┌──
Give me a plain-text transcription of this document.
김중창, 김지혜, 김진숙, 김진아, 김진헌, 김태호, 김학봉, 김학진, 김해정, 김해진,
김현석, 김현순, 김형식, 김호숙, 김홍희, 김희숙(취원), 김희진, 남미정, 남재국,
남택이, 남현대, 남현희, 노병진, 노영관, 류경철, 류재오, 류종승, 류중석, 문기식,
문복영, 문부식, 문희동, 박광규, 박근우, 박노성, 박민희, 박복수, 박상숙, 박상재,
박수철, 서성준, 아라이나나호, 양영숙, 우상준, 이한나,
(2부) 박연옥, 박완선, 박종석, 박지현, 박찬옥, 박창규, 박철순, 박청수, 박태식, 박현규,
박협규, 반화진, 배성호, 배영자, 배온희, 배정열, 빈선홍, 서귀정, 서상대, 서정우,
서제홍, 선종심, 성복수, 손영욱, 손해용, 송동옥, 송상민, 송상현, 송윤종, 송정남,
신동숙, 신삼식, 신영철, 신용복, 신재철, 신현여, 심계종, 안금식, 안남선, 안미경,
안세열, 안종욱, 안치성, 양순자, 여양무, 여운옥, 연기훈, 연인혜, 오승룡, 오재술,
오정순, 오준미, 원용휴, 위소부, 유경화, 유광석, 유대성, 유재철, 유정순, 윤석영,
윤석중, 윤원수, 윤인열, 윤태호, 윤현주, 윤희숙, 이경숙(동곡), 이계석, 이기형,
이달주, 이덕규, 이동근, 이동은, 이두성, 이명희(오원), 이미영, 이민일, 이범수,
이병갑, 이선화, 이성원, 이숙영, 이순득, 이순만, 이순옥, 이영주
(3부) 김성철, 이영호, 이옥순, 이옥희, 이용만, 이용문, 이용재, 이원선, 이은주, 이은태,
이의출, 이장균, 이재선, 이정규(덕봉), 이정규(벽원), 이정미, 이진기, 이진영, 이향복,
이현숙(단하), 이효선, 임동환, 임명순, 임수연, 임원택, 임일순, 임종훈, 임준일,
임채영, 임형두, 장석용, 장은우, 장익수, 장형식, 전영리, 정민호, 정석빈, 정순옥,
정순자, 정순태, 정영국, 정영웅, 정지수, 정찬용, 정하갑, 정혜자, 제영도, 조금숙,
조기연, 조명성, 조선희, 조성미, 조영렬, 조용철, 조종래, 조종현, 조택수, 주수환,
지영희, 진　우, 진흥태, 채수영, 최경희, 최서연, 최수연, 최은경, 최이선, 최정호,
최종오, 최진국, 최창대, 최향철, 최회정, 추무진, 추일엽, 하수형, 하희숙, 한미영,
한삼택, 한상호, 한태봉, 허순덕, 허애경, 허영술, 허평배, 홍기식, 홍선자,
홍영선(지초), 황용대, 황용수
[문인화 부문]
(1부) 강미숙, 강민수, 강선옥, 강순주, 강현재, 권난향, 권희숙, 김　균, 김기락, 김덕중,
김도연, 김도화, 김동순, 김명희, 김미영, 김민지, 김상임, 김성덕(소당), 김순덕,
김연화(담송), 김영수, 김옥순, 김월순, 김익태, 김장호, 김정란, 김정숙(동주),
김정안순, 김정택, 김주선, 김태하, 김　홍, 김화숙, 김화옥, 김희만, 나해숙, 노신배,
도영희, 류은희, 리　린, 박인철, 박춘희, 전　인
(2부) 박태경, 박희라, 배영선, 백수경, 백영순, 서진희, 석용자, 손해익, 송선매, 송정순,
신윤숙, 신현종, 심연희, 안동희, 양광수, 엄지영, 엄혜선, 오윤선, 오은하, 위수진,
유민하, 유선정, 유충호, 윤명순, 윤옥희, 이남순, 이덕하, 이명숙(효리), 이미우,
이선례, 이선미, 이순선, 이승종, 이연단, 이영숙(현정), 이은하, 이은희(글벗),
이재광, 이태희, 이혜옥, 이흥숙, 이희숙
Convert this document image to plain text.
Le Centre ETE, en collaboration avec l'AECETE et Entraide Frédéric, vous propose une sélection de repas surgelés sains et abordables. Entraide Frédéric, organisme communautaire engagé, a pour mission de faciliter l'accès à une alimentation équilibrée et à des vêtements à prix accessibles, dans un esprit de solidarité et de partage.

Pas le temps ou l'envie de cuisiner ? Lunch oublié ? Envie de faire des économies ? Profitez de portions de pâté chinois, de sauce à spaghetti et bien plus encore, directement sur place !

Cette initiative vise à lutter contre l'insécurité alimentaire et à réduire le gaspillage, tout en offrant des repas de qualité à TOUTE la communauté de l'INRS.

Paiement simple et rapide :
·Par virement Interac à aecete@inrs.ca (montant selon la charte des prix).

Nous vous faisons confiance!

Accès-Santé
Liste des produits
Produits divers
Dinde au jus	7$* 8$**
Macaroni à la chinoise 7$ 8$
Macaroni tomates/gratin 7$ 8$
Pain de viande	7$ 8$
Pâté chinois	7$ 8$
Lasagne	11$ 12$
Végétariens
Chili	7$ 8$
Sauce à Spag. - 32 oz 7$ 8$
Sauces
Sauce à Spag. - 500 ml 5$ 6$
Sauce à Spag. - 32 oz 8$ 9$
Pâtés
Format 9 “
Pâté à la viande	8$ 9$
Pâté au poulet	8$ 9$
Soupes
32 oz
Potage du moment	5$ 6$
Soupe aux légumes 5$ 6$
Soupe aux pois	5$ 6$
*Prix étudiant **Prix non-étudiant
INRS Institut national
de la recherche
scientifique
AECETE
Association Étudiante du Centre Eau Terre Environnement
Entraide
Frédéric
└──
To be done: Find how many lines of the listing include the string "document" and give that number, nothing else.

The response: 2